---------- SOURCE RECORDS

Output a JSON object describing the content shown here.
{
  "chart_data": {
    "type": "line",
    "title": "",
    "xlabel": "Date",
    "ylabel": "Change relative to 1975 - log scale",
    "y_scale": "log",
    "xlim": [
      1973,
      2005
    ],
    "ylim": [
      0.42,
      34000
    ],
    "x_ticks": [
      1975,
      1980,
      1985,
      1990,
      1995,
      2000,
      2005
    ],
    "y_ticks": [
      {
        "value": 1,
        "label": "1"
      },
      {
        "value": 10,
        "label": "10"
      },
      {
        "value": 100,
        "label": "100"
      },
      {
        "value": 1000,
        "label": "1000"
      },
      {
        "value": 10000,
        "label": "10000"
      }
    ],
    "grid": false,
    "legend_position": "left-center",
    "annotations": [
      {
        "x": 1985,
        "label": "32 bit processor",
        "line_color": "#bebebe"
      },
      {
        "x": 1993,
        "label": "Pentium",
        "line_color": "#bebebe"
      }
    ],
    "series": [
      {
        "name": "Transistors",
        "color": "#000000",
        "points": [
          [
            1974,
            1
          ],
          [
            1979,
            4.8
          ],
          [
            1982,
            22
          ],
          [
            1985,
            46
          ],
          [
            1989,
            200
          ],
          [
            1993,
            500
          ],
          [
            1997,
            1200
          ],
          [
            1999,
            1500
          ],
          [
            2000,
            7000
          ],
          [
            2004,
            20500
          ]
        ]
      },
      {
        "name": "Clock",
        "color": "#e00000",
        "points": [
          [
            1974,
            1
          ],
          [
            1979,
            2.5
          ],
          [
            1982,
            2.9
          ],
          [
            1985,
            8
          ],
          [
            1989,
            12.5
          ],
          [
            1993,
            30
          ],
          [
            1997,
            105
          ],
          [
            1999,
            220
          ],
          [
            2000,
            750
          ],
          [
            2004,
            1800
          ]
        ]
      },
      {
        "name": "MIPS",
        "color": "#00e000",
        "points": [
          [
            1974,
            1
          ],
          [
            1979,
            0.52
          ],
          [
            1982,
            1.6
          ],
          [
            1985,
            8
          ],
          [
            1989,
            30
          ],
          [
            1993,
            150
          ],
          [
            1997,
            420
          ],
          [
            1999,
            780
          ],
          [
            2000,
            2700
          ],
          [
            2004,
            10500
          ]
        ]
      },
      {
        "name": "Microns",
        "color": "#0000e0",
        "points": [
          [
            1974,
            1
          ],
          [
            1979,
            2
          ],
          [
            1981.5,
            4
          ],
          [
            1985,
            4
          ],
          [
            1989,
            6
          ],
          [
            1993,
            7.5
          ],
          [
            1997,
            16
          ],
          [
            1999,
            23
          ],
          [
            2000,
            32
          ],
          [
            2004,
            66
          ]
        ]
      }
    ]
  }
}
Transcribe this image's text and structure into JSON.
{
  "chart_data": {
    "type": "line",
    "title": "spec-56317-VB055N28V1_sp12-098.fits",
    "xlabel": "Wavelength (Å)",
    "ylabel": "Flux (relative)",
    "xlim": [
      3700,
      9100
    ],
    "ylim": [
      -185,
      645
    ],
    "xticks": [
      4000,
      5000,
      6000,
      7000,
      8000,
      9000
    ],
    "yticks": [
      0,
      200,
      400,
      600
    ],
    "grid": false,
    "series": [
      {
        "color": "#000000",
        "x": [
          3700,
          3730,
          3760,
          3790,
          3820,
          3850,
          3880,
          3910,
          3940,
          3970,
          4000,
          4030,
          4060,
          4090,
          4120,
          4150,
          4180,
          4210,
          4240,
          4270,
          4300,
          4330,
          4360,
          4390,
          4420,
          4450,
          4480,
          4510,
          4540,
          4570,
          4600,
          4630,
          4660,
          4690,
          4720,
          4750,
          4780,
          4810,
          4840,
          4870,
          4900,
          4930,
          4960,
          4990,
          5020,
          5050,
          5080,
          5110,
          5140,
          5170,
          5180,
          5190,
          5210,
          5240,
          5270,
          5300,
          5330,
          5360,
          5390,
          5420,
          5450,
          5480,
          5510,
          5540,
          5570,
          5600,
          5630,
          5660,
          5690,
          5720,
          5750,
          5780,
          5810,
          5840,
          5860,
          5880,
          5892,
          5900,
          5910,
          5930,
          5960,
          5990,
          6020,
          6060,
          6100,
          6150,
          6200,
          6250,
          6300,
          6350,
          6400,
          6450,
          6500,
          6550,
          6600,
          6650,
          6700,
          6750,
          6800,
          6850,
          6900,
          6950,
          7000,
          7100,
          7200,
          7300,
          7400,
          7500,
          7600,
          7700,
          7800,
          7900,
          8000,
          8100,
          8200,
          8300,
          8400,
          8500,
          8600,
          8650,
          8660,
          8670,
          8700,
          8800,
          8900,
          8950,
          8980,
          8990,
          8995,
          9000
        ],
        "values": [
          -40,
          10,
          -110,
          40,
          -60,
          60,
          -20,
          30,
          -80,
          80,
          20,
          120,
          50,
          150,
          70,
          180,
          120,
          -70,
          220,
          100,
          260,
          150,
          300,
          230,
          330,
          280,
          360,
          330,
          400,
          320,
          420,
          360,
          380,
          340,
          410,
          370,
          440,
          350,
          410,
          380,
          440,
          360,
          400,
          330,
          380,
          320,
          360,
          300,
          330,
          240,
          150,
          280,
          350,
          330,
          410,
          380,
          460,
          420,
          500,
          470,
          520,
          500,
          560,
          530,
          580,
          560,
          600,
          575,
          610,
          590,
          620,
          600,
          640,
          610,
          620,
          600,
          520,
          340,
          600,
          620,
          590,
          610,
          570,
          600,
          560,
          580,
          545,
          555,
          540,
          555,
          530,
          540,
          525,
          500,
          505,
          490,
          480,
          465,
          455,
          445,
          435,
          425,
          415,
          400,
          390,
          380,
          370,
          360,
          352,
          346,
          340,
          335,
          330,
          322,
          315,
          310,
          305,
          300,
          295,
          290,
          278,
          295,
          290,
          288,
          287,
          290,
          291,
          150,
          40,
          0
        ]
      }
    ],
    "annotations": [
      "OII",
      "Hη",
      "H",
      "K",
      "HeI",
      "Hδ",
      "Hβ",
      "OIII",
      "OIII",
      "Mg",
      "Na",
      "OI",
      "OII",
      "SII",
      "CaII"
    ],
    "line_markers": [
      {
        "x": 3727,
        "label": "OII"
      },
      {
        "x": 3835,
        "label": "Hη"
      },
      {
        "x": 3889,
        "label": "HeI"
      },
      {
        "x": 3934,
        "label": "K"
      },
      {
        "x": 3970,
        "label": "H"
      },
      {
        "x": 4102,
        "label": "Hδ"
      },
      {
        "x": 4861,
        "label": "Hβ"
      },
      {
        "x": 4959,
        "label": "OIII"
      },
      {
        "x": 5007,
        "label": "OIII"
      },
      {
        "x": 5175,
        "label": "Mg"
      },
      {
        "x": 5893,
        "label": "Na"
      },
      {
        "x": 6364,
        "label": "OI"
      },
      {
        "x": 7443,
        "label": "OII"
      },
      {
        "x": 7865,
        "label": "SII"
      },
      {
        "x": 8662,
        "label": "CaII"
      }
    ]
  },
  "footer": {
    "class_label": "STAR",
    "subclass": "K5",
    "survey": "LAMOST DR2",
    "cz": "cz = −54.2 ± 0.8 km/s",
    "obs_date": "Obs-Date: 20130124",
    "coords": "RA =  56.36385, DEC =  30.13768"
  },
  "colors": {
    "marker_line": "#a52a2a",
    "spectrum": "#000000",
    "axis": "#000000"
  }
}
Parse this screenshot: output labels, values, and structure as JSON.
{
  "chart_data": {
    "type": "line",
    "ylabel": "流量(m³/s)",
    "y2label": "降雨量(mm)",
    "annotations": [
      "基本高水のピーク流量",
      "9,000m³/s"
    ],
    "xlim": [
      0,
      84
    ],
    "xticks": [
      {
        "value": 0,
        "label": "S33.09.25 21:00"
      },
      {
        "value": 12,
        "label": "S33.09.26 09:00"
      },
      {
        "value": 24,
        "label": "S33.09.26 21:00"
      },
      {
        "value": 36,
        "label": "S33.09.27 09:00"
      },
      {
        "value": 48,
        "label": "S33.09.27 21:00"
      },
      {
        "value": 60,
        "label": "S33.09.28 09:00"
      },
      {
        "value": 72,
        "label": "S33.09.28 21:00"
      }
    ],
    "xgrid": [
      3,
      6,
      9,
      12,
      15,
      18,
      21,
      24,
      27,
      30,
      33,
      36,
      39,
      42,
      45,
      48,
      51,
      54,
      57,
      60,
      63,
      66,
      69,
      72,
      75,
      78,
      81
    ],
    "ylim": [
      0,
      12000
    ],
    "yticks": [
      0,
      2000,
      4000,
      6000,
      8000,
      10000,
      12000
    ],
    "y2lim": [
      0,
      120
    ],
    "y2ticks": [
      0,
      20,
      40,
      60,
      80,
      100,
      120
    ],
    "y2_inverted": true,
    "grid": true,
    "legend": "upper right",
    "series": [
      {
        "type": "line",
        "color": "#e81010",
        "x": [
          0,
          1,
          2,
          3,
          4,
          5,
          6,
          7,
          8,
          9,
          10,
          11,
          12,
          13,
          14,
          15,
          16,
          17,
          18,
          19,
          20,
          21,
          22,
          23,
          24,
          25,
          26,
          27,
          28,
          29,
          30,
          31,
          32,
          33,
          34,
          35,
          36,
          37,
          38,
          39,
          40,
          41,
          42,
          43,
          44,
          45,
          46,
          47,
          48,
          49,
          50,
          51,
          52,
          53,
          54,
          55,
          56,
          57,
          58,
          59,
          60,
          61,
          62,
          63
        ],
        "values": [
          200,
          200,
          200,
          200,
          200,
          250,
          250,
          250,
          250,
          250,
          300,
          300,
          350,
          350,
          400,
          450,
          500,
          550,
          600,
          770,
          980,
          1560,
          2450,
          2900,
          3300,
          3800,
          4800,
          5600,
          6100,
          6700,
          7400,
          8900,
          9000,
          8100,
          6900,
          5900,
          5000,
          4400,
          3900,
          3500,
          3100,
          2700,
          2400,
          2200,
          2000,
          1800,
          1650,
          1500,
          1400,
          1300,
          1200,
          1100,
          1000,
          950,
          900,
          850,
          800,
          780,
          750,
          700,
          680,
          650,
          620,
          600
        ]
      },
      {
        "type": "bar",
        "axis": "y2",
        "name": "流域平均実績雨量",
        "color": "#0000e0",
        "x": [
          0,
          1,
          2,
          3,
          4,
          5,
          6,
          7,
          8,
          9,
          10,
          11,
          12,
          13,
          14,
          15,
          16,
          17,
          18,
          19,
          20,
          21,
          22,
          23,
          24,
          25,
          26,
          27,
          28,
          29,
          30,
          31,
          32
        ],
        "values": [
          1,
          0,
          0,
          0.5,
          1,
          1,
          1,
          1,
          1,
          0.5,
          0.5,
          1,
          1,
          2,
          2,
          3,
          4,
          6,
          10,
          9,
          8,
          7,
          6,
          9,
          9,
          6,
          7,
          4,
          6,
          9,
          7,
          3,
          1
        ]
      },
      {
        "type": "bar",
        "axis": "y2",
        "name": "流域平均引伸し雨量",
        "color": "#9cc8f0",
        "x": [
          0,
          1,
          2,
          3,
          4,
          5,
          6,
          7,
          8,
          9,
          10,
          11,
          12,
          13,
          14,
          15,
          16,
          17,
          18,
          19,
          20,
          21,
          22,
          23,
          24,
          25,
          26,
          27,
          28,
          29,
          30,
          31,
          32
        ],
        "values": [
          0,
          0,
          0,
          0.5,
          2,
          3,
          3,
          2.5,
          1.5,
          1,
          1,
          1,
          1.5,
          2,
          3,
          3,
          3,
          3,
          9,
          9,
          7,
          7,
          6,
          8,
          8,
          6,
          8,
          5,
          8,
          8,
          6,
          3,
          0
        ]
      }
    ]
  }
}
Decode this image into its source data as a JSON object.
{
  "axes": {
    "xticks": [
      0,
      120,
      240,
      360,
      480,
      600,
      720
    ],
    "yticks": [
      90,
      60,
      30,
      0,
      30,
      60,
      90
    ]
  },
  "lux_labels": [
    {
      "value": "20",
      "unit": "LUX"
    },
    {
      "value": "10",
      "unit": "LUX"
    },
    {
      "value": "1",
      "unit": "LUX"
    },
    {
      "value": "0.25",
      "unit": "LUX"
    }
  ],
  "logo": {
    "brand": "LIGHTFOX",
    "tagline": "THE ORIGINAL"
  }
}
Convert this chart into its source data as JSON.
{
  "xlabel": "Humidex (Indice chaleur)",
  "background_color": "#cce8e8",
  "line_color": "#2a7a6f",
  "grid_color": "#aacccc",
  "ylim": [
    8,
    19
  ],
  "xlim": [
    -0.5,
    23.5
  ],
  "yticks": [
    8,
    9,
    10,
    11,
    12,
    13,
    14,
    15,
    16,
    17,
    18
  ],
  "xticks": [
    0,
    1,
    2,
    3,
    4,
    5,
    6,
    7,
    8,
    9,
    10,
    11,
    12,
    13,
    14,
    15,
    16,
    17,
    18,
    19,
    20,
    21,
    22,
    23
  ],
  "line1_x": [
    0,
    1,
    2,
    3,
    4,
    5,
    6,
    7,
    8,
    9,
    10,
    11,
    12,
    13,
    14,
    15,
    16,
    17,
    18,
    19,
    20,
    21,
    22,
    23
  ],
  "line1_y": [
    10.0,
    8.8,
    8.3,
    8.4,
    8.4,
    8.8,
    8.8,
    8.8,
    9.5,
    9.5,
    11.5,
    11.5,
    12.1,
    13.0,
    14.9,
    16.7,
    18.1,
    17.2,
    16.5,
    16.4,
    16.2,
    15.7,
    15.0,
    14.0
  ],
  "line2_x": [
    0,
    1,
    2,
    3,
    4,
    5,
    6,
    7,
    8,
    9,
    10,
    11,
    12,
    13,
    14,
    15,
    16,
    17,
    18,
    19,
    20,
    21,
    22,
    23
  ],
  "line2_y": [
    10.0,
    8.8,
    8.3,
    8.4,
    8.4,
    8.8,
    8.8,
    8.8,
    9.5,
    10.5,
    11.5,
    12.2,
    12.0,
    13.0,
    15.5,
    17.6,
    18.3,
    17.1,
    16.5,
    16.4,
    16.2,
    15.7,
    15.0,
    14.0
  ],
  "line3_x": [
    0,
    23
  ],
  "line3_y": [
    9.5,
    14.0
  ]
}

--------------------

> **GOAL**
In the records above, find the line containing "Convert this chart"; please retype it and every line after it through the last line, exactly and with nothing else.

> **COMPLETED EXERCISE**
Convert this chart into its source data as JSON.
{
  "xlabel": "Humidex (Indice chaleur)",
  "background_color": "#cce8e8",
  "line_color": "#2a7a6f",
  "grid_color": "#aacccc",
  "ylim": [
    8,
    19
  ],
  "xlim": [
    -0.5,
    23.5
  ],
  "yticks": [
    8,
    9,
    10,
    11,
    12,
    13,
    14,
    15,
    16,
    17,
    18
  ],
  "xticks": [
    0,
    1,
    2,
    3,
    4,
    5,
    6,
    7,
    8,
    9,
    10,
    11,
    12,
    13,
    14,
    15,
    16,
    17,
    18,
    19,
    20,
    21,
    22,
    23
  ],
  "line1_x": [
    0,
    1,
    2,
    3,
    4,
    5,
    6,
    7,
    8,
    9,
    10,
    11,
    12,
    13,
    14,
    15,
    16,
    17,
    18,
    19,
    20,
    21,
    22,
    23
  ],
  "line1_y": [
    10.0,
    8.8,
    8.3,
    8.4,
    8.4,
    8.8,
    8.8,
    8.8,
    9.5,
    9.5,
    11.5,
    11.5,
    12.1,
    13.0,
    14.9,
    16.7,
    18.1,
    17.2,
    16.5,
    16.4,
    16.2,
    15.7,
    15.0,
    14.0
  ],
  "line2_x": [
    0,
    1,
    2,
    3,
    4,
    5,
    6,
    7,
    8,
    9,
    10,
    11,
    12,
    13,
    14,
    15,
    16,
    17,
    18,
    19,
    20,
    21,
    22,
    23
  ],
  "line2_y": [
    10.0,
    8.8,
    8.3,
    8.4,
    8.4,
    8.8,
    8.8,
    8.8,
    9.5,
    10.5,
    11.5,
    12.2,
    12.0,
    13.0,
    15.5,
    17.6,
    18.3,
    17.1,
    16.5,
    16.4,
    16.2,
    15.7,
    15.0,
    14.0
  ],
  "line3_x": [
    0,
    23
  ],
  "line3_y": [
    9.5,
    14.0
  ]
}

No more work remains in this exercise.